_TASK STATEMENT_
Your task is to copy every record exactly.

##### INFORMATION SHOWN #####

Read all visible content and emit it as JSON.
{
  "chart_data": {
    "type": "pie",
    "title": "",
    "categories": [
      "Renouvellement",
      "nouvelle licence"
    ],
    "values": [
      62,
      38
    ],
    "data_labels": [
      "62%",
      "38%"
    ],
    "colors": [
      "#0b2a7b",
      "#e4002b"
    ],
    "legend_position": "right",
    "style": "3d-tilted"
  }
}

#####

_ANSWER IN FULL_
Read all visible content and emit it as JSON.
{
  "chart_data": {
    "type": "pie",
    "title": "",
    "categories": [
      "Renouvellement",
      "nouvelle licence"
    ],
    "values": [
      62,
      38
    ],
    "data_labels": [
      "62%",
      "38%"
    ],
    "colors": [
      "#0b2a7b",
      "#e4002b"
    ],
    "legend_position": "right",
    "style": "3d-tilted"
  }
}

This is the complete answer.